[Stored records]
[Begin]

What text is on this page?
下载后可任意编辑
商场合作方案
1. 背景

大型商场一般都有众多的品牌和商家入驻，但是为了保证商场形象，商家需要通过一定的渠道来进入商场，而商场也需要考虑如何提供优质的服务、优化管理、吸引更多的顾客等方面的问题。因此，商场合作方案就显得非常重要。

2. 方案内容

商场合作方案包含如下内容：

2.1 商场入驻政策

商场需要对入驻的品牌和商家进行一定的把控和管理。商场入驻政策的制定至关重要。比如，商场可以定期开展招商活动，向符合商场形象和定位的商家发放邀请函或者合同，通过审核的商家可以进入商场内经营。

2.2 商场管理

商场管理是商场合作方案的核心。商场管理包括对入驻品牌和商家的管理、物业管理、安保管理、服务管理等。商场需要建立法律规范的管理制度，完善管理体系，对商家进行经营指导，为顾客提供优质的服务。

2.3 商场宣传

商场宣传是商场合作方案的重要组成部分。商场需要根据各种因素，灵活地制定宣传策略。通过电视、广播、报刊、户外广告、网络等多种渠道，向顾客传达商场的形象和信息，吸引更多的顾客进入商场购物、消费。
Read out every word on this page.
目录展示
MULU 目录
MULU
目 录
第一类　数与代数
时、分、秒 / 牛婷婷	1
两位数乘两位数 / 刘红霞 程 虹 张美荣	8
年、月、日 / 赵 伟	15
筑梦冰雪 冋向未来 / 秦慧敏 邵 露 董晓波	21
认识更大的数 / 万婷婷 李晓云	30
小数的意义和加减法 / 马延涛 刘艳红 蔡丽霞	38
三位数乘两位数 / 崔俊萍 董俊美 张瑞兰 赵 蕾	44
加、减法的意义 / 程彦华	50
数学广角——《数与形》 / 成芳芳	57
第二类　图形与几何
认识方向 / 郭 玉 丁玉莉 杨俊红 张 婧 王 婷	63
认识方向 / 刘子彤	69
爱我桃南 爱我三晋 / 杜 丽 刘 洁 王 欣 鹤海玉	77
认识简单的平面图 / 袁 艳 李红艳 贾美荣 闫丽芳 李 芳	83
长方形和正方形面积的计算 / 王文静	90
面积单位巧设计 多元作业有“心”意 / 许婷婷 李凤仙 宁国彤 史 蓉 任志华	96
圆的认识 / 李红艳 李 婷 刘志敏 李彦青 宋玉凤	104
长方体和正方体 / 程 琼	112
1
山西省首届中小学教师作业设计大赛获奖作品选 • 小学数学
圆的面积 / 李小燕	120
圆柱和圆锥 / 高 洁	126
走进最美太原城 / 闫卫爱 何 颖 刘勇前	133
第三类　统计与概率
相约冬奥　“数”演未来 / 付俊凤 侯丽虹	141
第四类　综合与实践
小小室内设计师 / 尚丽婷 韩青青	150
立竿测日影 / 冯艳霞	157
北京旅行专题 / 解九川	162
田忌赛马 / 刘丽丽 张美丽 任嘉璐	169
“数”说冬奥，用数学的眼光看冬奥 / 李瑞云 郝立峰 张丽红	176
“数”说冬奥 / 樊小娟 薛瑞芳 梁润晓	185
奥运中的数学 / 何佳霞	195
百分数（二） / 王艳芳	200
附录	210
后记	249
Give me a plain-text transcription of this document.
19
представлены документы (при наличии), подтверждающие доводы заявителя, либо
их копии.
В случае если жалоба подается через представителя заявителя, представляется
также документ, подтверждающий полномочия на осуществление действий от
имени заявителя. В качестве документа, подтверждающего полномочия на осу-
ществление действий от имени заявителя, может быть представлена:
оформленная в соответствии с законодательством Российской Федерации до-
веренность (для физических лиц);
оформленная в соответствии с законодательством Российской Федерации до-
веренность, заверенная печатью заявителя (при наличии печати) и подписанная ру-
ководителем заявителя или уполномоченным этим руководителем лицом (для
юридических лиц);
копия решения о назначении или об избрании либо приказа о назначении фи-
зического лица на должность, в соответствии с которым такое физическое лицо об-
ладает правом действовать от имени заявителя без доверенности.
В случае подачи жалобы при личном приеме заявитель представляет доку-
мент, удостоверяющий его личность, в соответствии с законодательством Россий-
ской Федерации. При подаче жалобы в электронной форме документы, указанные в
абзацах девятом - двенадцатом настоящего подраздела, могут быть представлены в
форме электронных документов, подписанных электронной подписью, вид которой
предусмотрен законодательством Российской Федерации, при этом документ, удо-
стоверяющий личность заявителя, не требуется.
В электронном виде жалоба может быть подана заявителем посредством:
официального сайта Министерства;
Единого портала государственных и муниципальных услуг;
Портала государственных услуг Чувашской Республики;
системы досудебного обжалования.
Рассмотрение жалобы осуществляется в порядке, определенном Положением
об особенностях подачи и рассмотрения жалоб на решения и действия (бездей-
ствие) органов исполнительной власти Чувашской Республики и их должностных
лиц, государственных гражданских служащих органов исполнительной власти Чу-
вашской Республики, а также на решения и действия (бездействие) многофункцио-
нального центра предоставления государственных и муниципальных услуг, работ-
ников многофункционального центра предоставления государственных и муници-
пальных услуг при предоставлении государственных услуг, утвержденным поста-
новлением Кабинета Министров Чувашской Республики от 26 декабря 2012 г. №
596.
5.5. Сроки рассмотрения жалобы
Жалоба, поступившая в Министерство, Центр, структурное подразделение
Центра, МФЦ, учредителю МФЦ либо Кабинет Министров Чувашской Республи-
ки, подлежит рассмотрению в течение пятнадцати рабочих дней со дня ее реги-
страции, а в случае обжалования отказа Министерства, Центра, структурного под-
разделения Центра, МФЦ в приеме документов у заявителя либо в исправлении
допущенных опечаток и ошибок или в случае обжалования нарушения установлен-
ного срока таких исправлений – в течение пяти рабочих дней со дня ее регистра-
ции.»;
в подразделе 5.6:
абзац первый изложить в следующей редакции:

[End]

* GOAL:
Set down the listing in full, keeping every word exactly as it is.

* ANSWER FOR THIS EXERCISE:
What text is on this page?
下载后可任意编辑
商场合作方案
1. 背景

大型商场一般都有众多的品牌和商家入驻，但是为了保证商场形象，商家需要通过一定的渠道来进入商场，而商场也需要考虑如何提供优质的服务、优化管理、吸引更多的顾客等方面的问题。因此，商场合作方案就显得非常重要。

2. 方案内容

商场合作方案包含如下内容：

2.1 商场入驻政策

商场需要对入驻的品牌和商家进行一定的把控和管理。商场入驻政策的制定至关重要。比如，商场可以定期开展招商活动，向符合商场形象和定位的商家发放邀请函或者合同，通过审核的商家可以进入商场内经营。

2.2 商场管理

商场管理是商场合作方案的核心。商场管理包括对入驻品牌和商家的管理、物业管理、安保管理、服务管理等。商场需要建立法律规范的管理制度，完善管理体系，对商家进行经营指导，为顾客提供优质的服务。

2.3 商场宣传

商场宣传是商场合作方案的重要组成部分。商场需要根据各种因素，灵活地制定宣传策略。通过电视、广播、报刊、户外广告、网络等多种渠道，向顾客传达商场的形象和信息，吸引更多的顾客进入商场购物、消费。
Read out every word on this page.
目录展示
MULU 目录
MULU
目 录
第一类　数与代数
时、分、秒 / 牛婷婷	1
两位数乘两位数 / 刘红霞 程 虹 张美荣	8
年、月、日 / 赵 伟	15
筑梦冰雪 冋向未来 / 秦慧敏 邵 露 董晓波	21
认识更大的数 / 万婷婷 李晓云	30
小数的意义和加减法 / 马延涛 刘艳红 蔡丽霞	38
三位数乘两位数 / 崔俊萍 董俊美 张瑞兰 赵 蕾	44
加、减法的意义 / 程彦华	50
数学广角——《数与形》 / 成芳芳	57
第二类　图形与几何
认识方向 / 郭 玉 丁玉莉 杨俊红 张 婧 王 婷	63
认识方向 / 刘子彤	69
爱我桃南 爱我三晋 / 杜 丽 刘 洁 王 欣 鹤海玉	77
认识简单的平面图 / 袁 艳 李红艳 贾美荣 闫丽芳 李 芳	83
长方形和正方形面积的计算 / 王文静	90
面积单位巧设计 多元作业有“心”意 / 许婷婷 李凤仙 宁国彤 史 蓉 任志华	96
圆的认识 / 李红艳 李 婷 刘志敏 李彦青 宋玉凤	104
长方体和正方体 / 程 琼	112
1
山西省首届中小学教师作业设计大赛获奖作品选 • 小学数学
圆的面积 / 李小燕	120
圆柱和圆锥 / 高 洁	126
走进最美太原城 / 闫卫爱 何 颖 刘勇前	133
第三类　统计与概率
相约冬奥　“数”演未来 / 付俊凤 侯丽虹	141
第四类　综合与实践
小小室内设计师 / 尚丽婷 韩青青	150
立竿测日影 / 冯艳霞	157
北京旅行专题 / 解九川	162
田忌赛马 / 刘丽丽 张美丽 任嘉璐	169
“数”说冬奥，用数学的眼光看冬奥 / 李瑞云 郝立峰 张丽红	176
“数”说冬奥 / 樊小娟 薛瑞芳 梁润晓	185
奥运中的数学 / 何佳霞	195
百分数（二） / 王艳芳	200
附录	210
后记	249
Give me a plain-text transcription of this document.
19
представлены документы (при наличии), подтверждающие доводы заявителя, либо
их копии.
В случае если жалоба подается через представителя заявителя, представляется
также документ, подтверждающий полномочия на осуществление действий от
имени заявителя. В качестве документа, подтверждающего полномочия на осу-
ществление действий от имени заявителя, может быть представлена:
оформленная в соответствии с законодательством Российской Федерации до-
веренность (для физических лиц);
оформленная в соответствии с законодательством Российской Федерации до-
веренность, заверенная печатью заявителя (при наличии печати) и подписанная ру-
ководителем заявителя или уполномоченным этим руководителем лицом (для
юридических лиц);
копия решения о назначении или об избрании либо приказа о назначении фи-
зического лица на должность, в соответствии с которым такое физическое лицо об-
ладает правом действовать от имени заявителя без доверенности.
В случае подачи жалобы при личном приеме заявитель представляет доку-
мент, удостоверяющий его личность, в соответствии с законодательством Россий-
ской Федерации. При подаче жалобы в электронной форме документы, указанные в
абзацах девятом - двенадцатом настоящего подраздела, могут быть представлены в
форме электронных документов, подписанных электронной подписью, вид которой
предусмотрен законодательством Российской Федерации, при этом документ, удо-
стоверяющий личность заявителя, не требуется.
В электронном виде жалоба может быть подана заявителем посредством:
официального сайта Министерства;
Единого портала государственных и муниципальных услуг;
Портала государственных услуг Чувашской Республики;
системы досудебного обжалования.
Рассмотрение жалобы осуществляется в порядке, определенном Положением
об особенностях подачи и рассмотрения жалоб на решения и действия (бездей-
ствие) органов исполнительной власти Чувашской Республики и их должностных
лиц, государственных гражданских служащих органов исполнительной власти Чу-
вашской Республики, а также на решения и действия (бездействие) многофункцио-
нального центра предоставления государственных и муниципальных услуг, работ-
ников многофункционального центра предоставления государственных и муници-
пальных услуг при предоставлении государственных услуг, утвержденным поста-
новлением Кабинета Министров Чувашской Республики от 26 декабря 2012 г. №
596.
5.5. Сроки рассмотрения жалобы
Жалоба, поступившая в Министерство, Центр, структурное подразделение
Центра, МФЦ, учредителю МФЦ либо Кабинет Министров Чувашской Республи-
ки, подлежит рассмотрению в течение пятнадцати рабочих дней со дня ее реги-
страции, а в случае обжалования отказа Министерства, Центра, структурного под-
разделения Центра, МФЦ в приеме документов у заявителя либо в исправлении
допущенных опечаток и ошибок или в случае обжалования нарушения установлен-
ного срока таких исправлений – в течение пяти рабочих дней со дня ее регистра-
ции.»;
в подразделе 5.6:
абзац первый изложить в следующей редакции:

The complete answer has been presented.